**EXERCISE REQUIREMENTS**
Reproduce the full listing that appears beneath this instruction exactly.

**GIVEN DATA**
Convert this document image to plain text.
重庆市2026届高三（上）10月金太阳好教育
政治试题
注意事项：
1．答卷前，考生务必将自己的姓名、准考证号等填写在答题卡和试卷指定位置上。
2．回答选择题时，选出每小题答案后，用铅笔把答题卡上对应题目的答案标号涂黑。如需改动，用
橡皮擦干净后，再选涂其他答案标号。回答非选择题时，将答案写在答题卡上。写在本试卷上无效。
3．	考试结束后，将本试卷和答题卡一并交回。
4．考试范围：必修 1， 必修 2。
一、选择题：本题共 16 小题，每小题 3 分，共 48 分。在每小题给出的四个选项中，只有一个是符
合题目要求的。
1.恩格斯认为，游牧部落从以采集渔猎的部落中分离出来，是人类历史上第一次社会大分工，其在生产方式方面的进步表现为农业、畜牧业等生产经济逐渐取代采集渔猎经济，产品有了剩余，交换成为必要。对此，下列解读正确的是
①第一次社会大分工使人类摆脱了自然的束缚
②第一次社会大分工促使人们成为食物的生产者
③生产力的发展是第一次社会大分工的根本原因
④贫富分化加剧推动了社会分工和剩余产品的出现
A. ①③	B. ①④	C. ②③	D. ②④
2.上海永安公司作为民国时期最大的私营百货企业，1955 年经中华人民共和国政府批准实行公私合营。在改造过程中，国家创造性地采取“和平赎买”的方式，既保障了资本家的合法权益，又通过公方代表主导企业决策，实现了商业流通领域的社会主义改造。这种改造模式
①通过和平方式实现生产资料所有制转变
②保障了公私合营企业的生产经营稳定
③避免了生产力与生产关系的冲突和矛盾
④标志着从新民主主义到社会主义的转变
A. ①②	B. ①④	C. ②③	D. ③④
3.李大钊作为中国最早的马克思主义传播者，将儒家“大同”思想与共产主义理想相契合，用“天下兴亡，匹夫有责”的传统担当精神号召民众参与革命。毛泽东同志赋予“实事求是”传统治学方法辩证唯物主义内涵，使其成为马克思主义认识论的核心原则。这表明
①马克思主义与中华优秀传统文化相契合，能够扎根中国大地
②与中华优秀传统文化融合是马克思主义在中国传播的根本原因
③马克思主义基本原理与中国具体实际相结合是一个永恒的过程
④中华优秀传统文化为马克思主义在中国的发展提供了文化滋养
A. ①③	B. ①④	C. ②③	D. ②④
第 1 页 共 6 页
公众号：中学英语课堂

**FULL ANSWER**
Convert this document image to plain text.
重庆市2026届高三（上）10月金太阳好教育
政治试题
注意事项：
1．答卷前，考生务必将自己的姓名、准考证号等填写在答题卡和试卷指定位置上。
2．回答选择题时，选出每小题答案后，用铅笔把答题卡上对应题目的答案标号涂黑。如需改动，用
橡皮擦干净后，再选涂其他答案标号。回答非选择题时，将答案写在答题卡上。写在本试卷上无效。
3．	考试结束后，将本试卷和答题卡一并交回。
4．考试范围：必修 1， 必修 2。
一、选择题：本题共 16 小题，每小题 3 分，共 48 分。在每小题给出的四个选项中，只有一个是符
合题目要求的。
1.恩格斯认为，游牧部落从以采集渔猎的部落中分离出来，是人类历史上第一次社会大分工，其在生产方式方面的进步表现为农业、畜牧业等生产经济逐渐取代采集渔猎经济，产品有了剩余，交换成为必要。对此，下列解读正确的是
①第一次社会大分工使人类摆脱了自然的束缚
②第一次社会大分工促使人们成为食物的生产者
③生产力的发展是第一次社会大分工的根本原因
④贫富分化加剧推动了社会分工和剩余产品的出现
A. ①③	B. ①④	C. ②③	D. ②④
2.上海永安公司作为民国时期最大的私营百货企业，1955 年经中华人民共和国政府批准实行公私合营。在改造过程中，国家创造性地采取“和平赎买”的方式，既保障了资本家的合法权益，又通过公方代表主导企业决策，实现了商业流通领域的社会主义改造。这种改造模式
①通过和平方式实现生产资料所有制转变
②保障了公私合营企业的生产经营稳定
③避免了生产力与生产关系的冲突和矛盾
④标志着从新民主主义到社会主义的转变
A. ①②	B. ①④	C. ②③	D. ③④
3.李大钊作为中国最早的马克思主义传播者，将儒家“大同”思想与共产主义理想相契合，用“天下兴亡，匹夫有责”的传统担当精神号召民众参与革命。毛泽东同志赋予“实事求是”传统治学方法辩证唯物主义内涵，使其成为马克思主义认识论的核心原则。这表明
①马克思主义与中华优秀传统文化相契合，能够扎根中国大地
②与中华优秀传统文化融合是马克思主义在中国传播的根本原因
③马克思主义基本原理与中国具体实际相结合是一个永恒的过程
④中华优秀传统文化为马克思主义在中国的发展提供了文化滋养
A. ①③	B. ①④	C. ②③	D. ②④
第 1 页 共 6 页
公众号：中学英语课堂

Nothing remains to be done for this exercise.